* [Stated problem] Return the lines below that carry the word "всего".

* [Provided data]
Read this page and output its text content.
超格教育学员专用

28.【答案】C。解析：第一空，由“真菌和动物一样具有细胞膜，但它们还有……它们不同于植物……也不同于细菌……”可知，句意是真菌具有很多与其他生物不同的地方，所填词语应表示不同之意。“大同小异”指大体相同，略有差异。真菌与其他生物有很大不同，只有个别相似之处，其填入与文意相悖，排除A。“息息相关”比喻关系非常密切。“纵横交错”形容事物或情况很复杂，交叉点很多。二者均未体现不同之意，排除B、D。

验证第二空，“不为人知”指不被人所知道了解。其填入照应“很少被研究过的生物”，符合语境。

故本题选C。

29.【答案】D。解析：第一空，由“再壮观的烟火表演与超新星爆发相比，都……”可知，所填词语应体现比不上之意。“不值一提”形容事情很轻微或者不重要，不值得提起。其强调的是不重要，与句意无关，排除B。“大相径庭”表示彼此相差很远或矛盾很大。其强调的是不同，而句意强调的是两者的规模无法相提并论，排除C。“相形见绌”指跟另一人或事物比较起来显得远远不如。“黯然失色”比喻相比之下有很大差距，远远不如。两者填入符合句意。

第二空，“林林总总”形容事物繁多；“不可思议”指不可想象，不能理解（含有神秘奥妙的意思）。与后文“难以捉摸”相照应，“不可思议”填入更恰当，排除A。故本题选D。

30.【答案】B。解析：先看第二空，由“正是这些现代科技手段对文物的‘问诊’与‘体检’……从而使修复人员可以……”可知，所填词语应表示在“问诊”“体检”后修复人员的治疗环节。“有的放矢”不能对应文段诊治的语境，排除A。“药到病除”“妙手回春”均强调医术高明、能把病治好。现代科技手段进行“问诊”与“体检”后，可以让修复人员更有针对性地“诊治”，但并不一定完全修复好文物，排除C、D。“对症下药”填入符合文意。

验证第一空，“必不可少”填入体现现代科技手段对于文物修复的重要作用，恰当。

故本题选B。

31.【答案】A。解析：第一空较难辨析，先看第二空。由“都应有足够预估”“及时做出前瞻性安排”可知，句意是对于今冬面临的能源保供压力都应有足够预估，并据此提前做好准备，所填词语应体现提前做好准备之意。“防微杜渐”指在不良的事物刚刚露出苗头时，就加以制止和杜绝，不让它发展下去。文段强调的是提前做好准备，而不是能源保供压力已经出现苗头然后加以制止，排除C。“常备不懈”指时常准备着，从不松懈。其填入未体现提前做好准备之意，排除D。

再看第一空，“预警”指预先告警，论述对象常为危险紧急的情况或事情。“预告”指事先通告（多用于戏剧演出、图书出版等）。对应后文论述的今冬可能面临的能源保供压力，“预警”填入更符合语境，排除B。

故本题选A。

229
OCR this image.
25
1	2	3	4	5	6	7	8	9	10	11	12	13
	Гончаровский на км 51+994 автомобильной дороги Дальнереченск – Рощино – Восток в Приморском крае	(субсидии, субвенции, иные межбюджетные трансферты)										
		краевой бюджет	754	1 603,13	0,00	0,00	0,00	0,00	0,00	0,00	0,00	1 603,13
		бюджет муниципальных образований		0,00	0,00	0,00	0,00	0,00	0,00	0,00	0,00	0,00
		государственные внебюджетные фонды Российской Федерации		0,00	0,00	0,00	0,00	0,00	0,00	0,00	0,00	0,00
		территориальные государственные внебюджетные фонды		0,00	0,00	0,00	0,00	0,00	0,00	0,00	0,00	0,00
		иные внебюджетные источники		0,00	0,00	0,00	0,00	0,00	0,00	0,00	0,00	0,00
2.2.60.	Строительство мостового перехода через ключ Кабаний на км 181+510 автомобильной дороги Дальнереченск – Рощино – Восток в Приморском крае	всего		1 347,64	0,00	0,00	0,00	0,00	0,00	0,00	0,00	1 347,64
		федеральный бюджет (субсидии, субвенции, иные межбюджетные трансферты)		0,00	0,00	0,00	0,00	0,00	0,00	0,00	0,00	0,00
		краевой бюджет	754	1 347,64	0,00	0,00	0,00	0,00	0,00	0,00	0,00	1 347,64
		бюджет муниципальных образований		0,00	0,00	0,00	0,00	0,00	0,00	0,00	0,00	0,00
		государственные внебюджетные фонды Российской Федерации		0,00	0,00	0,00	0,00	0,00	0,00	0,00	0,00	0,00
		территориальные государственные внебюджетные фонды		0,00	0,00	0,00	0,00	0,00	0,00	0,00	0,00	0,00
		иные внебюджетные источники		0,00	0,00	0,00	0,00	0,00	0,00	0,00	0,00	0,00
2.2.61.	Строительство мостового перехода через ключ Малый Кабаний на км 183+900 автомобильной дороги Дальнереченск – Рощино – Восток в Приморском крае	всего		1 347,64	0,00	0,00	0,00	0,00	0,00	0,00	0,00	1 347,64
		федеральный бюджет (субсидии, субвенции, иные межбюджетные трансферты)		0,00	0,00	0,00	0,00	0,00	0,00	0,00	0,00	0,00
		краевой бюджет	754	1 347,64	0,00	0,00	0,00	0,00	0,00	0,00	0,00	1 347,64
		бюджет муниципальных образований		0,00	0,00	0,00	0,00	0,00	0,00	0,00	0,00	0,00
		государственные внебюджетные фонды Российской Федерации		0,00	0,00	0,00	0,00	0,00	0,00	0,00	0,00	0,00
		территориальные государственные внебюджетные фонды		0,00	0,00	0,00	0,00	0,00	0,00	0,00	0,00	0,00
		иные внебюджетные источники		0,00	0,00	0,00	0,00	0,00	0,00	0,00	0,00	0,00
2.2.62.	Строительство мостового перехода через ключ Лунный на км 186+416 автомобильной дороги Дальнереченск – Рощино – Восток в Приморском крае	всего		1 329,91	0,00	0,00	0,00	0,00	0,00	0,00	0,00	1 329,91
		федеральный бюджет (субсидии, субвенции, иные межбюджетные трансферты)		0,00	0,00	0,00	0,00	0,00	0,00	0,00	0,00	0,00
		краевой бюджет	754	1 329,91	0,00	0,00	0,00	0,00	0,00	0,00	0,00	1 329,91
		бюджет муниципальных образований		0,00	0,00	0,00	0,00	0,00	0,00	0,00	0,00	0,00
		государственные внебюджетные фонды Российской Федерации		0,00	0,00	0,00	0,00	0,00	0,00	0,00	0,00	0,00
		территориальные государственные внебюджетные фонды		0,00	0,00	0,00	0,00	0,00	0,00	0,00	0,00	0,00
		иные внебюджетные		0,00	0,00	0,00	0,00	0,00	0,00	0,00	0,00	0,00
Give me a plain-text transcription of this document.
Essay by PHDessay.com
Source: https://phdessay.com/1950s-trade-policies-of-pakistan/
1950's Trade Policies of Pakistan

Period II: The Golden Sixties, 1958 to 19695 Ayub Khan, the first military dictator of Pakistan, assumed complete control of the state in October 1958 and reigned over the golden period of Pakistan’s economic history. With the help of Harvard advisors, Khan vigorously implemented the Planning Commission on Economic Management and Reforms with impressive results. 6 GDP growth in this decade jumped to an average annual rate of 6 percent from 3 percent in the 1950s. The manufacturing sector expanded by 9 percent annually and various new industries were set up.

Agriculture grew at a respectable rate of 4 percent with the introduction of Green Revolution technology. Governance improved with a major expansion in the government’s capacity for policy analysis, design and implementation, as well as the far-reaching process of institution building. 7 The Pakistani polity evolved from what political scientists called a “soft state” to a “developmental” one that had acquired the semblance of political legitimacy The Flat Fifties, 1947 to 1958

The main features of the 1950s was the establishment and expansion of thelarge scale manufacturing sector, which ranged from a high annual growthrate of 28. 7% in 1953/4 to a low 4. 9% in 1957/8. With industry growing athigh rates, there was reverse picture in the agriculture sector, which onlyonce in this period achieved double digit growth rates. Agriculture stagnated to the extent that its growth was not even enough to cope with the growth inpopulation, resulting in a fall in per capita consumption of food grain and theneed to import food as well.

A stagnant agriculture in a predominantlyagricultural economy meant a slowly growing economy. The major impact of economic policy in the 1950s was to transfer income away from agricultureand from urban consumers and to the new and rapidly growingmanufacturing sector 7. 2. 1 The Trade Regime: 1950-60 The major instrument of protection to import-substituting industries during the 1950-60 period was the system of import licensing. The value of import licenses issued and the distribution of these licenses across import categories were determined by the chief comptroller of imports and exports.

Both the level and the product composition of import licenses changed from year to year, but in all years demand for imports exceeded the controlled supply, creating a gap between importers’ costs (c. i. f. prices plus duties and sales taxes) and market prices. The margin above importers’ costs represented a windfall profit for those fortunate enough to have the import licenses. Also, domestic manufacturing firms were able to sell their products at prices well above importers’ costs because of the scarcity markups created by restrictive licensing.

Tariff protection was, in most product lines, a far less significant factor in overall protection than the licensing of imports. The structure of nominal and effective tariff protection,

* [Output]
2.2.60.	Строительство мостового перехода через ключ Кабаний на км 181+510 автомобильной дороги Дальнереченск – Рощино – Восток в Приморском крае	всего		1 347,64	0,00	0,00	0,00	0,00	0,00	0,00	0,00	1 347,64
2.2.61.	Строительство мостового перехода через ключ Малый Кабаний на км 183+900 автомобильной дороги Дальнереченск – Рощино – Восток в Приморском крае	всего		1 347,64	0,00	0,00	0,00	0,00	0,00	0,00	0,00	1 347,64
2.2.62.	Строительство мостового перехода через ключ Лунный на км 186+416 автомобильной дороги Дальнереченск – Рощино – Восток в Приморском крае	всего		1 329,91	0,00	0,00	0,00	0,00	0,00	0,00	0,00	1 329,91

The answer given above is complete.